STATED GOAL: Among the lines below, how many carry the string "Index"? Reply with a number and nothing else.

INFORMATION GIVEN:
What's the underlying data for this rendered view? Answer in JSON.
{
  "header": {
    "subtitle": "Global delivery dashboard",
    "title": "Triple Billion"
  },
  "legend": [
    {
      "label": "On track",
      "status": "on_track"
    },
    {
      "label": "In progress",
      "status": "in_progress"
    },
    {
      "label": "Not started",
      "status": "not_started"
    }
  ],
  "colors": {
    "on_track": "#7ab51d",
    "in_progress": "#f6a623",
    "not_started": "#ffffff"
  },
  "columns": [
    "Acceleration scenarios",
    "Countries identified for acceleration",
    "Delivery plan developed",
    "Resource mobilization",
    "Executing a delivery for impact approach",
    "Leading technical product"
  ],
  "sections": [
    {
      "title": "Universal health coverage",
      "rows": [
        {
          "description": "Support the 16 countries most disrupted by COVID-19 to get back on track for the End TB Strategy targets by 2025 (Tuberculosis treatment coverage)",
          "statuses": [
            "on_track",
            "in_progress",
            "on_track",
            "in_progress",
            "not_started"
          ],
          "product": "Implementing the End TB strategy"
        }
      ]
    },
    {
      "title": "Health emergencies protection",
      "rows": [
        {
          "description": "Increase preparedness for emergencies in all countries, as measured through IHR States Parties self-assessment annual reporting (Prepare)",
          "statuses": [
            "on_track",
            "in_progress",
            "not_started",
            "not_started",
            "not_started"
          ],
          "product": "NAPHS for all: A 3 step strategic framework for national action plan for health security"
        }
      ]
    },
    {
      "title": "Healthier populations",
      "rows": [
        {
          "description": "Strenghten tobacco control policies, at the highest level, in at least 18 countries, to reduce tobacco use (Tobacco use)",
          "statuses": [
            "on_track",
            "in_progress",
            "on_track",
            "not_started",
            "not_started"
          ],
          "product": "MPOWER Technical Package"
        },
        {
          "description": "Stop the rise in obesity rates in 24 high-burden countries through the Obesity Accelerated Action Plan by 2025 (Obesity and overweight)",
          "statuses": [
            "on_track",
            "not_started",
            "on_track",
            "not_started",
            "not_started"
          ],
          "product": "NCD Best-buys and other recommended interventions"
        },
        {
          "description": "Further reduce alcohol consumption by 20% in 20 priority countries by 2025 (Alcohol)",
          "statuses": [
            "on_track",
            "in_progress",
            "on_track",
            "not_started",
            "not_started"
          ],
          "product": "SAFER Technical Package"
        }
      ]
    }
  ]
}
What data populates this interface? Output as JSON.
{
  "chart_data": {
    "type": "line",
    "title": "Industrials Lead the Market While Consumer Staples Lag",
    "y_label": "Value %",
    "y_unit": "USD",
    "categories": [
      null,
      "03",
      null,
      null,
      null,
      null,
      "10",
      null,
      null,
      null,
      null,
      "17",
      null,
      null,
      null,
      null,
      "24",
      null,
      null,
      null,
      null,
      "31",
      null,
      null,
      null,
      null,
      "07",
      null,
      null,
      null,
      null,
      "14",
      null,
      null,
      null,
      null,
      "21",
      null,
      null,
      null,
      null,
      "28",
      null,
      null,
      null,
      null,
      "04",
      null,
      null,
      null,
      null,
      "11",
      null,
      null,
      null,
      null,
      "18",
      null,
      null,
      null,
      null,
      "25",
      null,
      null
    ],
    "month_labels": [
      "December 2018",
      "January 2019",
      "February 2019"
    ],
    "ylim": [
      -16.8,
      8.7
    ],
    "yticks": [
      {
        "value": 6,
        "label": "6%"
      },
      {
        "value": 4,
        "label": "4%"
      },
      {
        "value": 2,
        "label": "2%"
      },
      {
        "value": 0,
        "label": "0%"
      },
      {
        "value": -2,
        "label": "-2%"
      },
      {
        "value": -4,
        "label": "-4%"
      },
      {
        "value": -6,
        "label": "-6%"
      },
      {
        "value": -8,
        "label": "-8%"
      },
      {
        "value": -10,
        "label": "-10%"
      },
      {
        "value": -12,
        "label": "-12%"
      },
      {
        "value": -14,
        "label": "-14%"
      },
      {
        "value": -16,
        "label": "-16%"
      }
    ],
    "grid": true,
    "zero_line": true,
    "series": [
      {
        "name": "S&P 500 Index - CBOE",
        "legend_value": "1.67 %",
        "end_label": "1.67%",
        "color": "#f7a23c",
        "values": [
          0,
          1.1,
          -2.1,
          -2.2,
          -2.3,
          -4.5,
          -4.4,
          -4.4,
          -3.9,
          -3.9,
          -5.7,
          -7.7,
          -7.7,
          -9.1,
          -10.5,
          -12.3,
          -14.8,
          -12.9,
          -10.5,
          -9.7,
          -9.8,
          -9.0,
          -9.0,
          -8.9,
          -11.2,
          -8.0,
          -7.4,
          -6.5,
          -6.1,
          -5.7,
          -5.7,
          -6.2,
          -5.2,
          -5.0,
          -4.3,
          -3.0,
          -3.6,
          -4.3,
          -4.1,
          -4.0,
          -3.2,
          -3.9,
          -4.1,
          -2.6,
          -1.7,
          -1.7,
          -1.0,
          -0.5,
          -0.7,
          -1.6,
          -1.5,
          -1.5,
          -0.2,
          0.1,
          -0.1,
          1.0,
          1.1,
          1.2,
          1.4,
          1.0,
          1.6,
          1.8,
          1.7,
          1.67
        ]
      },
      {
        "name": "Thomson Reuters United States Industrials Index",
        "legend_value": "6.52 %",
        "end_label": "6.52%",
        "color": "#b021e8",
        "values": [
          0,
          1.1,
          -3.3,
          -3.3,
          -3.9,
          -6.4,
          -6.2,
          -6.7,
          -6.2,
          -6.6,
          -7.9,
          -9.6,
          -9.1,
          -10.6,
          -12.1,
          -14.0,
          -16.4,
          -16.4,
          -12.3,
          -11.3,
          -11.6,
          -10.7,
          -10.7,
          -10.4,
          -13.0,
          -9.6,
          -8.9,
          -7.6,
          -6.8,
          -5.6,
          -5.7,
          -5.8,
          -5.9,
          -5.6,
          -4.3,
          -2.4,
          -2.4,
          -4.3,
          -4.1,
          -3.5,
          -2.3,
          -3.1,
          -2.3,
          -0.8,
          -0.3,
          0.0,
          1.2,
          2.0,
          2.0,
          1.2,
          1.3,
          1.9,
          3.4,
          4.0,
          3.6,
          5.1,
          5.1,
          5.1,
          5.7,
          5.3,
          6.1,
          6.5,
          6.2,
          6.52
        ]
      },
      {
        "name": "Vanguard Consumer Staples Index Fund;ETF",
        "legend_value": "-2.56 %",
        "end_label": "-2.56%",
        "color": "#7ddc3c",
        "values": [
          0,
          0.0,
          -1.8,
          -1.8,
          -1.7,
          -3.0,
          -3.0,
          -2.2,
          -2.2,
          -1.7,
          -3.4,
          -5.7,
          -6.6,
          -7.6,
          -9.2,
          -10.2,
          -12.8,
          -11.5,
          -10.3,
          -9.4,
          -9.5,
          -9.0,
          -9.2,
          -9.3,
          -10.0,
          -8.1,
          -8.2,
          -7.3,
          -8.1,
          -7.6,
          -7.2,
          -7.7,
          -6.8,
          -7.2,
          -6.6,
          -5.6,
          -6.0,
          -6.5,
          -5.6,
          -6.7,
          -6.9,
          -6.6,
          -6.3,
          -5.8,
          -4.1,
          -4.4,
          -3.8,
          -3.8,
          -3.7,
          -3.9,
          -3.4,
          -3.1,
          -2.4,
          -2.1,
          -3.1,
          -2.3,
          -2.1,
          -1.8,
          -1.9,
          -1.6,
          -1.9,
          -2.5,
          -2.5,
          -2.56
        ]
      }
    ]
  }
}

TASK RESPONSE: 3